Stored data entries
▬▬▬
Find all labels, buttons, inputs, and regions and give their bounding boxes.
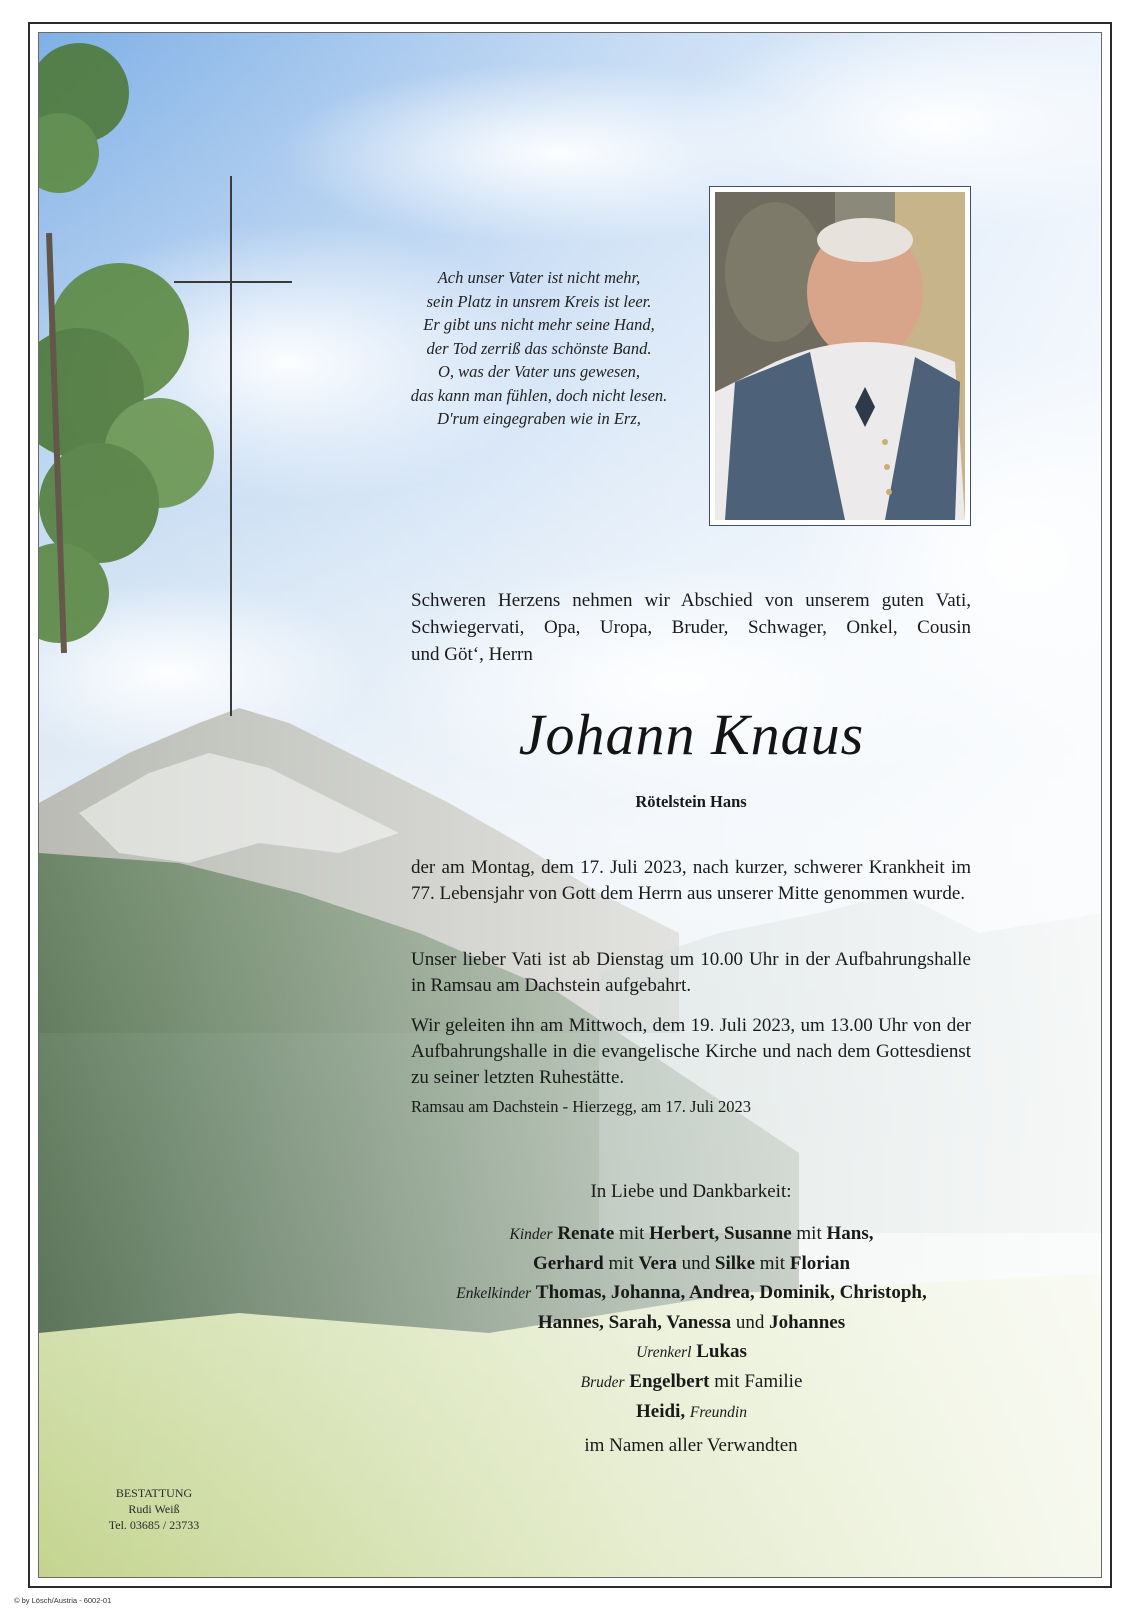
death-notice-paragraph: der am Montag, dem 17. Juli 2023, nach kurzer, schwerer Krankheit im 77. Lebensjahr von Gott dem Herrn aus unserer Mitte genommen wurde. (411, 857, 971, 904)
poem-line: der Tod zerriß das schönste Band. (426, 338, 652, 358)
family-line-urenkel (379, 1337, 1004, 1367)
closing-line: im Namen aller Verwandten (584, 1435, 798, 1456)
portrait-photo (709, 186, 971, 526)
role-label: Bruder (580, 1374, 625, 1391)
family-line-kinder (379, 1219, 1004, 1249)
portrait-image (715, 192, 965, 520)
role-label: Kinder (509, 1226, 553, 1243)
family-name: Hannes, Sarah, Vanessa (537, 1312, 732, 1333)
role-label: Enkelkinder (456, 1285, 532, 1302)
cross-horizontal-beam (174, 281, 292, 283)
poem-line: O, was der Vater uns gewesen, (437, 362, 641, 381)
poem-line: Er gibt uns nicht mehr seine Hand, (423, 315, 655, 334)
deceased-name: Johann Knaus (518, 702, 865, 767)
family-name: Vera (638, 1253, 677, 1274)
undertaker-phone: Tel. 03685 / 23733 (108, 1518, 200, 1532)
family-name: Thomas, Johanna, Andrea, Dominik, Christoph, (535, 1282, 927, 1303)
copyright-note: © by Lösch/Austria - 6002-01 (14, 1596, 112, 1605)
funeral-paragraph: Wir geleiten ihn am Mittwoch, dem 19. Juli 2023, um 13.00 Uhr von der Aufbahrungshalle in die evangelische Kirche und nach dem Gottesdienst zu seiner letzten Ruhestätte. (411, 1015, 971, 1088)
family-line-bruder (379, 1367, 1004, 1397)
poem-line: das kann man fühlen, doch nicht lesen. (410, 385, 668, 405)
connector-word: und (681, 1253, 711, 1274)
outer-border (28, 22, 1112, 1588)
undertaker-title: BESTATTUNG (115, 1486, 193, 1500)
family-line-kinder-2 (379, 1249, 1004, 1278)
family-name: Florian (789, 1253, 851, 1274)
deceased-nickname: Rötelstein Hans (635, 792, 747, 811)
family-name: Heidi, (636, 1401, 686, 1422)
viewing-paragraph: Unser lieber Vati ist ab Dienstag um 10.00 Uhr in der Aufbahrungshalle in Ramsau am Dachstein aufgebahrt. (411, 949, 971, 996)
place-and-date: Ramsau am Dachstein - Hierzegg, am 17. Juli 2023 (411, 1097, 751, 1116)
connector-word: mit Familie (714, 1371, 803, 1392)
connector-word: mit (759, 1253, 786, 1274)
intro-text (411, 587, 971, 668)
poem-verse (369, 266, 709, 431)
connector-word: mit (619, 1223, 645, 1244)
family-line-enkel-2 (379, 1308, 1004, 1337)
connector-word: und (735, 1312, 765, 1333)
role-label: Urenkerl (636, 1344, 692, 1361)
thanks-heading: In Liebe und Dankbarkeit: (590, 1181, 792, 1202)
connector-word: mit (796, 1223, 822, 1244)
intro-line: und Göt‘, Herrn (411, 644, 533, 665)
intro-line: Schweren Herzens nehmen wir Abschied von unserem guten Vati, (411, 590, 971, 611)
connector-word: mit (608, 1253, 634, 1274)
poem-line: D'rum eingegraben wie in Erz, (437, 409, 641, 428)
role-label: Freundin (689, 1404, 747, 1421)
family-list (379, 1219, 1004, 1427)
family-name: Lukas (696, 1341, 747, 1362)
family-name: Johannes (769, 1312, 846, 1333)
undertaker-name: Rudi Weiß (128, 1502, 180, 1516)
family-name: Gerhard (532, 1253, 604, 1274)
cross-vertical-beam (230, 176, 232, 716)
family-name: Silke (714, 1253, 755, 1274)
family-name: Herbert, Susanne (649, 1223, 792, 1244)
poem-line: Ach unser Vater ist nicht mehr, (437, 268, 641, 287)
intro-line: Schwiegervati, Opa, Uropa, Bruder, Schwager, Onkel, Cousin (411, 617, 971, 638)
family-name: Engelbert (629, 1371, 710, 1392)
undertaker-info (79, 1485, 229, 1533)
family-name: Hans, (826, 1223, 874, 1244)
family-name: Renate (557, 1223, 615, 1244)
family-line-freundin (379, 1397, 1004, 1427)
background-panel (38, 32, 1102, 1578)
family-line-enkel (379, 1278, 1004, 1308)
poem-line: sein Platz in unsrem Kreis ist leer. (426, 291, 652, 311)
▬▬▬
WHAT TO DO: Could you set down every entry above exactly as it stands, with no images?

ANSWER BOX:
Find all labels, buttons, inputs, and regions and give their bounding boxes.
death-notice-paragraph: der am Montag, dem 17. Juli 2023, nach kurzer, schwerer Krankheit im 77. Lebensjahr von Gott dem Herrn aus unserer Mitte genommen wurde. (411, 857, 971, 904)
poem-line: der Tod zerriß das schönste Band. (426, 338, 652, 358)
family-line-urenkel (379, 1337, 1004, 1367)
closing-line: im Namen aller Verwandten (584, 1435, 798, 1456)
portrait-photo (709, 186, 971, 526)
role-label: Bruder (580, 1374, 625, 1391)
family-line-kinder (379, 1219, 1004, 1249)
portrait-image (715, 192, 965, 520)
role-label: Kinder (509, 1226, 553, 1243)
family-name: Hannes, Sarah, Vanessa (537, 1312, 732, 1333)
role-label: Enkelkinder (456, 1285, 532, 1302)
cross-horizontal-beam (174, 281, 292, 283)
poem-line: O, was der Vater uns gewesen, (437, 362, 641, 381)
poem-line: Er gibt uns nicht mehr seine Hand, (423, 315, 655, 334)
deceased-name: Johann Knaus (518, 702, 865, 767)
family-name: Vera (638, 1253, 677, 1274)
undertaker-phone: Tel. 03685 / 23733 (108, 1518, 200, 1532)
family-name: Thomas, Johanna, Andrea, Dominik, Christoph, (535, 1282, 927, 1303)
copyright-note: © by Lösch/Austria - 6002-01 (14, 1596, 112, 1605)
funeral-paragraph: Wir geleiten ihn am Mittwoch, dem 19. Juli 2023, um 13.00 Uhr von der Aufbahrungshalle in die evangelische Kirche und nach dem Gottesdienst zu seiner letzten Ruhestätte. (411, 1015, 971, 1088)
family-line-bruder (379, 1367, 1004, 1397)
poem-line: das kann man fühlen, doch nicht lesen. (410, 385, 668, 405)
connector-word: und (681, 1253, 711, 1274)
outer-border (28, 22, 1112, 1588)
undertaker-title: BESTATTUNG (115, 1486, 193, 1500)
family-line-kinder-2 (379, 1249, 1004, 1278)
family-name: Florian (789, 1253, 851, 1274)
deceased-nickname: Rötelstein Hans (635, 792, 747, 811)
family-name: Heidi, (636, 1401, 686, 1422)
viewing-paragraph: Unser lieber Vati ist ab Dienstag um 10.00 Uhr in der Aufbahrungshalle in Ramsau am Dachstein aufgebahrt. (411, 949, 971, 996)
place-and-date: Ramsau am Dachstein - Hierzegg, am 17. Juli 2023 (411, 1097, 751, 1116)
connector-word: mit Familie (714, 1371, 803, 1392)
connector-word: mit (759, 1253, 786, 1274)
intro-text (411, 587, 971, 668)
poem-verse (369, 266, 709, 431)
connector-word: mit (619, 1223, 645, 1244)
family-line-enkel-2 (379, 1308, 1004, 1337)
connector-word: und (735, 1312, 765, 1333)
role-label: Urenkerl (636, 1344, 692, 1361)
thanks-heading: In Liebe und Dankbarkeit: (590, 1181, 792, 1202)
connector-word: mit (796, 1223, 822, 1244)
intro-line: und Göt‘, Herrn (411, 644, 533, 665)
intro-line: Schweren Herzens nehmen wir Abschied von unserem guten Vati, (411, 590, 971, 611)
connector-word: mit (608, 1253, 634, 1274)
poem-line: D'rum eingegraben wie in Erz, (437, 409, 641, 428)
role-label: Freundin (689, 1404, 747, 1421)
family-list (379, 1219, 1004, 1427)
family-name: Lukas (696, 1341, 747, 1362)
family-name: Johannes (769, 1312, 846, 1333)
undertaker-name: Rudi Weiß (128, 1502, 180, 1516)
family-name: Gerhard (532, 1253, 604, 1274)
cross-vertical-beam (230, 176, 232, 716)
family-name: Silke (714, 1253, 755, 1274)
family-name: Herbert, Susanne (649, 1223, 792, 1244)
poem-line: Ach unser Vater ist nicht mehr, (437, 268, 641, 287)
intro-line: Schwiegervati, Opa, Uropa, Bruder, Schwager, Onkel, Cousin (411, 617, 971, 638)
family-name: Engelbert (629, 1371, 710, 1392)
undertaker-info (79, 1485, 229, 1533)
family-name: Hans, (826, 1223, 874, 1244)
family-name: Renate (557, 1223, 615, 1244)
family-line-freundin (379, 1397, 1004, 1427)
background-panel (38, 32, 1102, 1578)
family-line-enkel (379, 1278, 1004, 1308)
poem-line: sein Platz in unsrem Kreis ist leer. (426, 291, 652, 311)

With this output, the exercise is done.